Consegna: Riprenda l'articolo sul mercato auto italiano di aprile e ne scriva il seguito, partendo subito dopo l'ultima frase riportata.

Mercato auto italiano, +1,47% ad aprile

Nonostante il segno positivo conquistato ad aprile il consuntivo del primo quadrimestre rimane in flessione.

Dopo mesi di contrazione, il mercato auto italiano ritorna sul segno positivo nel mese di aprile, anche se il segnale di ripresa risulta piuttosto contenuto. Secondo i dati diffusi dal Ministero dei Trasporti e delle infrastrutture nel mese appena trascorso le auto immatricolate sono state 174.412, ovvero l‘1,47% in più rispetto al medesimo periodo del 2018. Nonostante il segno positivo conquistato ad aprile, il consuntivo del primo quadrimestre – da gennaio a marzo – rimane in flessione con un – 4,62% e 712.196 registrazioni.

Il gruppo FCA fa peggio della media nazionale, registrando ad aprile 44.344 immatricolazioni, pari ad un – 4,18%. Tutti i brand del Gruppo italo-americano sono in segno negativo ad eccezione di Lancia che cresce del 30,72% con 5.736 registrazioni.  Fiat immatricola 29.612 perdendo lo 0,39%, Alfa Romeo 2.218 perde ben i 49,92%, Jeep con 6.557 segna – 12,46% e Maserati con 171 registrazioni perde il 16,99%.

Al contrario, il gruppo PSA porta a casa un risultato superiore alla media del mercato, grazie a 28.802 registrazioni che equivalgono ad una crescita dell’11,78%. Analizzano i vari brand del Gruppo francese scopriamo che Peugeot sfoggia un segno positivo pari al + 6,75% con 10.195 unità distribuite, Citroën   registra 8.335 unità, Opel registra un +21,73% con 9.964 veicoli, mentre la DS cresce del 38,12% con 308 vetture distribuite in Italia.

Materiale fornito:

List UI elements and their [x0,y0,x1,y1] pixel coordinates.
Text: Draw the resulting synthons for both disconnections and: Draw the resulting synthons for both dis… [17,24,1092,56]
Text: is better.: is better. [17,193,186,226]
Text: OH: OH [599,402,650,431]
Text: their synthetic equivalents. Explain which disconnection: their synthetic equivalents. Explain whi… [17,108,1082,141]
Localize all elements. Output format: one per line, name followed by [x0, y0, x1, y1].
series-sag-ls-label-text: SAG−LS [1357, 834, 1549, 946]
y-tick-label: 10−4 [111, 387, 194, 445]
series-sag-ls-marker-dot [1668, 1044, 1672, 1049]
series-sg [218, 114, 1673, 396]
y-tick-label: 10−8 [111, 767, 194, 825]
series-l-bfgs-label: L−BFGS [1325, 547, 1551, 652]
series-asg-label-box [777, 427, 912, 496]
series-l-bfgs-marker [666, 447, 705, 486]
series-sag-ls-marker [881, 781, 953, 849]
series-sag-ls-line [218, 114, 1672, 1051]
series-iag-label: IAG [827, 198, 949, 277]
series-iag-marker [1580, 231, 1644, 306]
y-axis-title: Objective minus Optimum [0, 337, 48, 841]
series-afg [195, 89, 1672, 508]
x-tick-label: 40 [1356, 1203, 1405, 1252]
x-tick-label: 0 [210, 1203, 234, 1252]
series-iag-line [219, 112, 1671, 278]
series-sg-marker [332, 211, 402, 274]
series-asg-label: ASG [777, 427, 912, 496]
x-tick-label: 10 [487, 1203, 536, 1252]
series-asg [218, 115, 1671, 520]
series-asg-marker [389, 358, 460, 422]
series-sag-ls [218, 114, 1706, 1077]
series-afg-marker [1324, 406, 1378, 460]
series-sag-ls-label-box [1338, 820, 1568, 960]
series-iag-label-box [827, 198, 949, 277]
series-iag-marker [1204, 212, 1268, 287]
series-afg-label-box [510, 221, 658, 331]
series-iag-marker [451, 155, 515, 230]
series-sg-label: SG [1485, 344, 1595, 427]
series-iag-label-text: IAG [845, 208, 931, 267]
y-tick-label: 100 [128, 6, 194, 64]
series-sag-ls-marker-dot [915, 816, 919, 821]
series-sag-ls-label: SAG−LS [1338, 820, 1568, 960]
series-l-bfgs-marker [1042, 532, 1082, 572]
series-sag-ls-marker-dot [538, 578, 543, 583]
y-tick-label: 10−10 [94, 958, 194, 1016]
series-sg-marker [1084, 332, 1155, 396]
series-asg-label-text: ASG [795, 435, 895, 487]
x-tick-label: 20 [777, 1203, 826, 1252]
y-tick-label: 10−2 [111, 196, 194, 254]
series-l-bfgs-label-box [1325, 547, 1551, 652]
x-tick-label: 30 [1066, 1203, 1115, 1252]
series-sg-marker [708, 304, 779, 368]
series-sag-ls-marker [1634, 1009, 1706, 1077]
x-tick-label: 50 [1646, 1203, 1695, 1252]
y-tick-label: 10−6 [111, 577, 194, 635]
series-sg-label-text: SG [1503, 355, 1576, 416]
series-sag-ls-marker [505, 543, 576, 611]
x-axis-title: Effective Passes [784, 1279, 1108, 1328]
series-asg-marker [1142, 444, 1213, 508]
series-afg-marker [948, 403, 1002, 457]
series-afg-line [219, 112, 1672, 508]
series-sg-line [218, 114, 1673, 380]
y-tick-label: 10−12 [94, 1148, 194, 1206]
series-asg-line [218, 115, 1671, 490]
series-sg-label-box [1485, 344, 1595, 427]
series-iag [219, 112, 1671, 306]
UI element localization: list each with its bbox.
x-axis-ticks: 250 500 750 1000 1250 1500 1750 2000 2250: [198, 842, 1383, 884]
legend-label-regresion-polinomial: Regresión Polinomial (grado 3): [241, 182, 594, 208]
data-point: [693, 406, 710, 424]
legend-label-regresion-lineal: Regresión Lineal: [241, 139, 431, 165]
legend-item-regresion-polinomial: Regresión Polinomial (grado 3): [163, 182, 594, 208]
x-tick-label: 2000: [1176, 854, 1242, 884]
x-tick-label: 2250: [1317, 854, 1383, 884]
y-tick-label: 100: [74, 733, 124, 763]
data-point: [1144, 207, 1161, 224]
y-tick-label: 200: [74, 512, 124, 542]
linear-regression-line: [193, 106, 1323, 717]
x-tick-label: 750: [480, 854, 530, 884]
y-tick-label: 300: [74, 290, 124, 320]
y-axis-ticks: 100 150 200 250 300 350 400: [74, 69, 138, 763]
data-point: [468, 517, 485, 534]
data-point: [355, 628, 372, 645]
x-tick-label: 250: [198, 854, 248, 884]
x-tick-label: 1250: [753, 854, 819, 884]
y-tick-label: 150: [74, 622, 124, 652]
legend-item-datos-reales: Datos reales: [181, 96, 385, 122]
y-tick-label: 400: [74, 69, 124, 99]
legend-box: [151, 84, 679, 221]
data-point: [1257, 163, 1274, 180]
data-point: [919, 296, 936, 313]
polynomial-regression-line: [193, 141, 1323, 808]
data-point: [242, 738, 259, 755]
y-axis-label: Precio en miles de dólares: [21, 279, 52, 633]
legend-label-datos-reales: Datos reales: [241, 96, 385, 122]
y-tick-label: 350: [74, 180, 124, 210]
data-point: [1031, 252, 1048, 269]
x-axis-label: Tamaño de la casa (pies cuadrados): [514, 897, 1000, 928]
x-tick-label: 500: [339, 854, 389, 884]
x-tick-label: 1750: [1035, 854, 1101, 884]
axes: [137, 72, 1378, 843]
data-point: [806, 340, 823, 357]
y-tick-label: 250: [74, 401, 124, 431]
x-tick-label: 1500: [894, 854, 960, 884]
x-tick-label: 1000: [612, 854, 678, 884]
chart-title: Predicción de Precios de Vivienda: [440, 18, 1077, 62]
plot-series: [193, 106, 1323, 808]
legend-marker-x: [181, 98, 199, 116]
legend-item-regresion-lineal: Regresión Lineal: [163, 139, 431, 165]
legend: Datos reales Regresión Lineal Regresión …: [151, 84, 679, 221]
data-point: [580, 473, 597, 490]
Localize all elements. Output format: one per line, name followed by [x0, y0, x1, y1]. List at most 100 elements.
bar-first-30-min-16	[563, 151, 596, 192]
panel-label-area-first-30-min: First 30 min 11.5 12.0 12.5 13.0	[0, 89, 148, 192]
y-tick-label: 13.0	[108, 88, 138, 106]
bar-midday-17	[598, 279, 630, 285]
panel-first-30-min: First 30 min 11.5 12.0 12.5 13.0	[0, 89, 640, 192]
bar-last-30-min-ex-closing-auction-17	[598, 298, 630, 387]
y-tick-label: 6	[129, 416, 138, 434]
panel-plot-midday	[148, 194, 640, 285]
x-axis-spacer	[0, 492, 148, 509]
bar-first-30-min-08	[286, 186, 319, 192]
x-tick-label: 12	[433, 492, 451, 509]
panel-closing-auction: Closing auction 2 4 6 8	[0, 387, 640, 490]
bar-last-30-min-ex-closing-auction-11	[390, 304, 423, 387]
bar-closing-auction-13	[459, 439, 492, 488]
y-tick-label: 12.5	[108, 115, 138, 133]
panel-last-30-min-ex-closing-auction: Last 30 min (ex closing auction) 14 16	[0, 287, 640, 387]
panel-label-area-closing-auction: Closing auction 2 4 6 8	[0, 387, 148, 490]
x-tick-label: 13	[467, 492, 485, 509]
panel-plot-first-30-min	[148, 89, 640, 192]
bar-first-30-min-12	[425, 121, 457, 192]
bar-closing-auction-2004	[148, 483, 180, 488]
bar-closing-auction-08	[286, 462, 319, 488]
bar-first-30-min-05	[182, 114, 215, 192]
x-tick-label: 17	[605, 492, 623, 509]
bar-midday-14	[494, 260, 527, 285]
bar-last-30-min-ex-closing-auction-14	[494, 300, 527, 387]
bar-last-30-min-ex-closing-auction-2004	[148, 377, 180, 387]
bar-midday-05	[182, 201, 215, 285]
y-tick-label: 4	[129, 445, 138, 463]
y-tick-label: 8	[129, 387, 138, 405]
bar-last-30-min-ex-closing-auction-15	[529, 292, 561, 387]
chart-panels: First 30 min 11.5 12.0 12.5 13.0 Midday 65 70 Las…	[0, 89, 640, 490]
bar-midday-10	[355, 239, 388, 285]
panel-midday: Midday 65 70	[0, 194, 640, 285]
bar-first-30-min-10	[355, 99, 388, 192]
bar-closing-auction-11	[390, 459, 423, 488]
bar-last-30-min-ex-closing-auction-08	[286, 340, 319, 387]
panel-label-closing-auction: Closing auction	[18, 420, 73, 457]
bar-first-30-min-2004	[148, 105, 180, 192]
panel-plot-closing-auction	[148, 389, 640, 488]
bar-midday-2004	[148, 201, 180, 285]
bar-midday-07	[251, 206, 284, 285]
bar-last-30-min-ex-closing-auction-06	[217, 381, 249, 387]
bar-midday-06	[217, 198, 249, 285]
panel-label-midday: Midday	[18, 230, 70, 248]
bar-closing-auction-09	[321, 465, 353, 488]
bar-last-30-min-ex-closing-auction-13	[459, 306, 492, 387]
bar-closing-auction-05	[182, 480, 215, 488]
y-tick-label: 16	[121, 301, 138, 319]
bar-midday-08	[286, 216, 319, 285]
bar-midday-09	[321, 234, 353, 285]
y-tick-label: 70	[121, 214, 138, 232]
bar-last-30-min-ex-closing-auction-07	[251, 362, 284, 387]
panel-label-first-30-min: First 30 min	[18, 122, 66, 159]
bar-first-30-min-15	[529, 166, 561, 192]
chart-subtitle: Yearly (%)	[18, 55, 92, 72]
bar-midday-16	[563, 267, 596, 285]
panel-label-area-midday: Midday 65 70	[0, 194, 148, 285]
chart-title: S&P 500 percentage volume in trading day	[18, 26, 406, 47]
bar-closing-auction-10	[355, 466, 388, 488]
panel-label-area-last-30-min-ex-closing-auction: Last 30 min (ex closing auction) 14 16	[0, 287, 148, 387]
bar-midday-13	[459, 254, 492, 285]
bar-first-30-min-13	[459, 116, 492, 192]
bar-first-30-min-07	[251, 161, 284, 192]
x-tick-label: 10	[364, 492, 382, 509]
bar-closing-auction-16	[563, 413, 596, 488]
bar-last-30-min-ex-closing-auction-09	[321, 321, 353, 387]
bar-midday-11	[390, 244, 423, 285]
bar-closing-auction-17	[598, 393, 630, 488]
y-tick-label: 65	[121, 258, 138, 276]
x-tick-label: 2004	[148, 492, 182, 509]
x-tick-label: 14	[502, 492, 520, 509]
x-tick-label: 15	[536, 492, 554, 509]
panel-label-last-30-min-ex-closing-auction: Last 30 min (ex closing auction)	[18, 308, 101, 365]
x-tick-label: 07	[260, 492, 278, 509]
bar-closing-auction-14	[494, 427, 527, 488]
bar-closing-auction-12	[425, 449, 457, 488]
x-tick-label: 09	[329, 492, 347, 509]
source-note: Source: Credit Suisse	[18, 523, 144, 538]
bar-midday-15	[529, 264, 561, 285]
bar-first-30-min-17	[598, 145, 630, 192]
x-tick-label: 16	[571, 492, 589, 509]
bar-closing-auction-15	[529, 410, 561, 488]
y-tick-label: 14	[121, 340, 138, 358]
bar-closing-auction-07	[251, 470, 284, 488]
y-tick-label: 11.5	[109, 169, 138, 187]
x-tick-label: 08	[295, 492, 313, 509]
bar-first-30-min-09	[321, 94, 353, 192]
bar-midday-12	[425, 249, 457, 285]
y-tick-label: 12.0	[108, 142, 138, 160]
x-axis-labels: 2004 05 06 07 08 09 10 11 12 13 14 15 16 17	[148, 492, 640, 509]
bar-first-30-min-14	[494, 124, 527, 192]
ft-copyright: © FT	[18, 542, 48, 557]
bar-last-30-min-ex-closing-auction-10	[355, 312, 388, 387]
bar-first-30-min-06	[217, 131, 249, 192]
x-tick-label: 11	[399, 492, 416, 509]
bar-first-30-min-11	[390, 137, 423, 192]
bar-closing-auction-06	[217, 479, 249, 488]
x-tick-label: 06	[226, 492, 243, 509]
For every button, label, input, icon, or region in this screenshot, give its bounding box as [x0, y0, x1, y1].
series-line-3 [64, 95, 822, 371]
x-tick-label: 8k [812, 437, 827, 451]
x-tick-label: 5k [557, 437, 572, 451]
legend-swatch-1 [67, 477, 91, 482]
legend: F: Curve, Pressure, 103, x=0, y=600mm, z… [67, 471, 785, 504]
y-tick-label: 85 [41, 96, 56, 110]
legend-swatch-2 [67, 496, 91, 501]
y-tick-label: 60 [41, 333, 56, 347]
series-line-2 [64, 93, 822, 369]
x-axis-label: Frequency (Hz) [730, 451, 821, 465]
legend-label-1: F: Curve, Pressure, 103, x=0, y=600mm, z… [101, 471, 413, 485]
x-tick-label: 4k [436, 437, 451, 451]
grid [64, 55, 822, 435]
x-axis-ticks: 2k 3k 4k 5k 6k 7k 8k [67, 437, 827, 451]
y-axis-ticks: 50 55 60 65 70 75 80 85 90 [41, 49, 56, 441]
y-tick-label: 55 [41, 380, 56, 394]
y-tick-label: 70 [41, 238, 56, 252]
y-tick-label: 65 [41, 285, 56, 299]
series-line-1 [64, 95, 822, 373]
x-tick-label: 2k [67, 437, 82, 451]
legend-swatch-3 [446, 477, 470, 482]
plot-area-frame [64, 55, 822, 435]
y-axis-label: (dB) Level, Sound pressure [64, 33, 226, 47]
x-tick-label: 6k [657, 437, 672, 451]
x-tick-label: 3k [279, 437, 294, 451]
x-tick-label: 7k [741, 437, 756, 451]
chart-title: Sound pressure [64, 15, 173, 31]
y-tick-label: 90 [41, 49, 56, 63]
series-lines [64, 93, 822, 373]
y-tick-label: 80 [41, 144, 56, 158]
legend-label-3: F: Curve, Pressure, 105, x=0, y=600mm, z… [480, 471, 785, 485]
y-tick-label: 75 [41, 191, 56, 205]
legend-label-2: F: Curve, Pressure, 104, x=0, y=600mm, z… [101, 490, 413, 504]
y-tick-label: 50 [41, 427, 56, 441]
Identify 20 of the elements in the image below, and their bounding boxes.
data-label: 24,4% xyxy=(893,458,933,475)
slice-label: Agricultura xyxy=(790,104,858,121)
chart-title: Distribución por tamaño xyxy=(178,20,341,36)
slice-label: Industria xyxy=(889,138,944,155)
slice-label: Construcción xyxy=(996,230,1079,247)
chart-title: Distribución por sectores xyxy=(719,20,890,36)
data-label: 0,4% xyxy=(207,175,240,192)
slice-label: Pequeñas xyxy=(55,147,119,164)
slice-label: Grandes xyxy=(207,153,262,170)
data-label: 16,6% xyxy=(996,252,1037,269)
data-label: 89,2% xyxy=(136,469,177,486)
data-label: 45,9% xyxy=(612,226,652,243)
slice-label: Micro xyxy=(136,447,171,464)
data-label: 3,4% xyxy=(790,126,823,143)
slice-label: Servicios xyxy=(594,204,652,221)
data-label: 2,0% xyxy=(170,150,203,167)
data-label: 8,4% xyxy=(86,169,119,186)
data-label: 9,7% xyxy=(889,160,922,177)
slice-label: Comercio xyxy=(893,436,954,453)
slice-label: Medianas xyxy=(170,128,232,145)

Spazio risposta:
Anche il gruppo Volkswagen cresce anche se a ritmi inferiori rispetto ai francesi di PSA registrando una 25.792 immatricolazioni e un aumento delle vendite pari al 3,59%. Il brand omonimo sale del 5,42%, con 15.237 immatricolazioni, Seat schizza del 23,05% con 2.546 unità vendute, Lamborghini vende 23 vetture e cresce del 21,05%, mentre in segno negativo risultano Skoda e Audi, rispettivamente con un -5,1% e 2.363 vetture vendute e con -4,16% e 5.623 auto distribuite.

Al terzo posto troviamo il gruppo Renault con 17.897 immatricolazioni e un aumento delle vendite del 7,65%. Analizzando i singoli brand scopriamo che il brand omonimo perde il 23,54%, mentre Dacia vanta un exploit del 96,68%. Ford segna 10.928 registrazioni e perde un -8,09%, il gruppo Daimler registra 7.671 immatricolazioni, equivalenti ad una crescita del 7,24%, con Smart +42,48% e Mercedes – 8,28%, mentre Bmw cala del 9,62% con 6.491 registrazioni, di cui 4.749 BMW (-7,93%) e 1.742 Mini (-13,93%). Spostandoci in Asia, scopriamo che Toyota porta casa 8.591 immatricolazioni e una crescita dell’8,91%,  Nissan -4,54%, Suzuki +17,52%,  Mazda +6,39%,  Mitsubishi +36,73%, mentre Subaru perde il 49%. Infine le coreane Hyundai e Kia perdono rispettivamente il 17,19% e l’8,6%.